_Supplied information:_
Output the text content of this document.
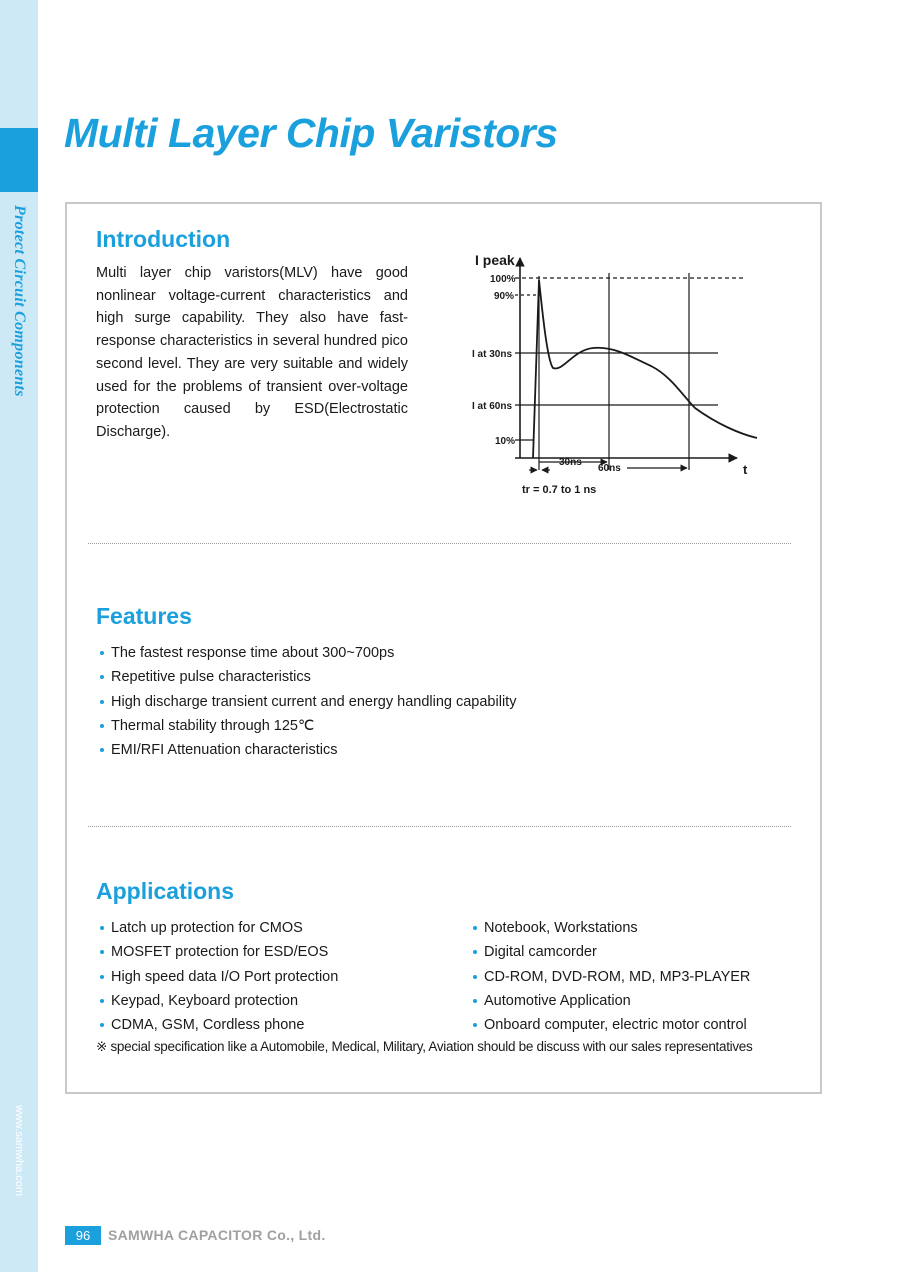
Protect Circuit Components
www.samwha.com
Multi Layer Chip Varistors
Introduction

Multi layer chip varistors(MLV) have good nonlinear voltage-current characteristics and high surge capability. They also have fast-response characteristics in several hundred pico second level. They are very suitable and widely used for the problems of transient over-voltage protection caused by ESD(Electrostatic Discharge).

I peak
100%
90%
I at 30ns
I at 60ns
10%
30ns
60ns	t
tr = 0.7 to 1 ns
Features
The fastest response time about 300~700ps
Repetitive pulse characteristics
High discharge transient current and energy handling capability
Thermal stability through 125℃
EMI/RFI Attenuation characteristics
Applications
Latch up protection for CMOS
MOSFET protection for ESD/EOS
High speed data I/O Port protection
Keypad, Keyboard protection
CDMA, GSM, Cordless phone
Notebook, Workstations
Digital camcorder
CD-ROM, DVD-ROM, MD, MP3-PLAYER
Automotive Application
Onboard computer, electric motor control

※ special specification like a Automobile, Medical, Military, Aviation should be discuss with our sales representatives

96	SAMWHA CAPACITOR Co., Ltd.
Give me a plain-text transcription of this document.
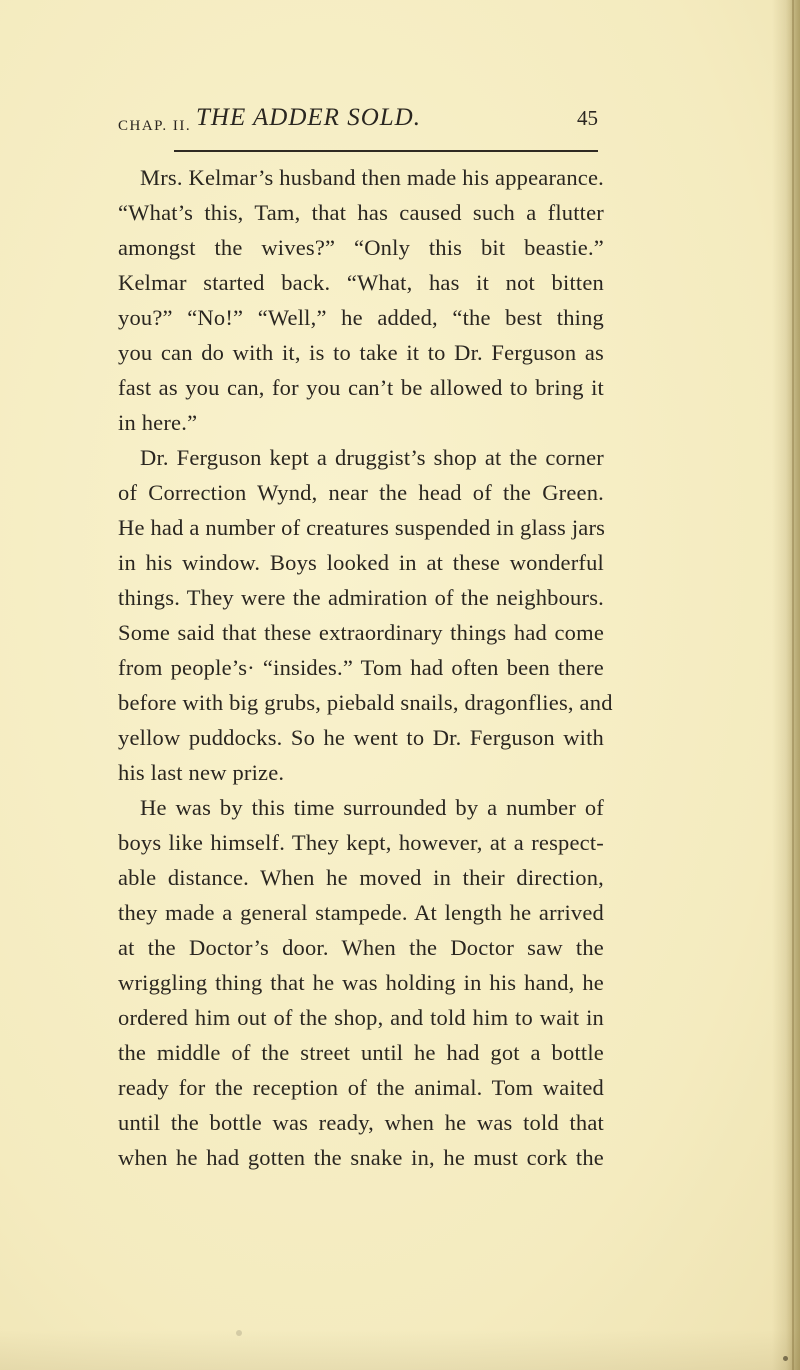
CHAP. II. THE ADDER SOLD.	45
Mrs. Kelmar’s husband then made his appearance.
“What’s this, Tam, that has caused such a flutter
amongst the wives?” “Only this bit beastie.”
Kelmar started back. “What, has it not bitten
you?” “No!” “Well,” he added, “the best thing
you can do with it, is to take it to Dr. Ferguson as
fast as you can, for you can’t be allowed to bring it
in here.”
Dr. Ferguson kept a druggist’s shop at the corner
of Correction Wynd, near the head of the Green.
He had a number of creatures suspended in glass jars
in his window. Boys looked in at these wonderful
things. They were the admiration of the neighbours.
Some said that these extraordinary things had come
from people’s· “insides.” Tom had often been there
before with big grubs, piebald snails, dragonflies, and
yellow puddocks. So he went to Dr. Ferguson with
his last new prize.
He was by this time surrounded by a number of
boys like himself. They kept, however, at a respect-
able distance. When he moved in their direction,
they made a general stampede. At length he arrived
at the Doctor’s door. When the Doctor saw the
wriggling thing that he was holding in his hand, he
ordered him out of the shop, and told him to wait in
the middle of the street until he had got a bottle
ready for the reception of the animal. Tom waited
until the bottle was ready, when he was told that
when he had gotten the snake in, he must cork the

_What you should do:_
Extract word for word every line from the line that contains "Give me a plain-text" to the final line of the data, both included, and nothing else; skip the pictures.

_Task solution:_
Give me a plain-text transcription of this document.
CHAP. II. THE ADDER SOLD.	45
Mrs. Kelmar’s husband then made his appearance.
“What’s this, Tam, that has caused such a flutter
amongst the wives?” “Only this bit beastie.”
Kelmar started back. “What, has it not bitten
you?” “No!” “Well,” he added, “the best thing
you can do with it, is to take it to Dr. Ferguson as
fast as you can, for you can’t be allowed to bring it
in here.”
Dr. Ferguson kept a druggist’s shop at the corner
of Correction Wynd, near the head of the Green.
He had a number of creatures suspended in glass jars
in his window. Boys looked in at these wonderful
things. They were the admiration of the neighbours.
Some said that these extraordinary things had come
from people’s· “insides.” Tom had often been there
before with big grubs, piebald snails, dragonflies, and
yellow puddocks. So he went to Dr. Ferguson with
his last new prize.
He was by this time surrounded by a number of
boys like himself. They kept, however, at a respect-
able distance. When he moved in their direction,
they made a general stampede. At length he arrived
at the Doctor’s door. When the Doctor saw the
wriggling thing that he was holding in his hand, he
ordered him out of the shop, and told him to wait in
the middle of the street until he had got a bottle
ready for the reception of the animal. Tom waited
until the bottle was ready, when he was told that
when he had gotten the snake in, he must cork the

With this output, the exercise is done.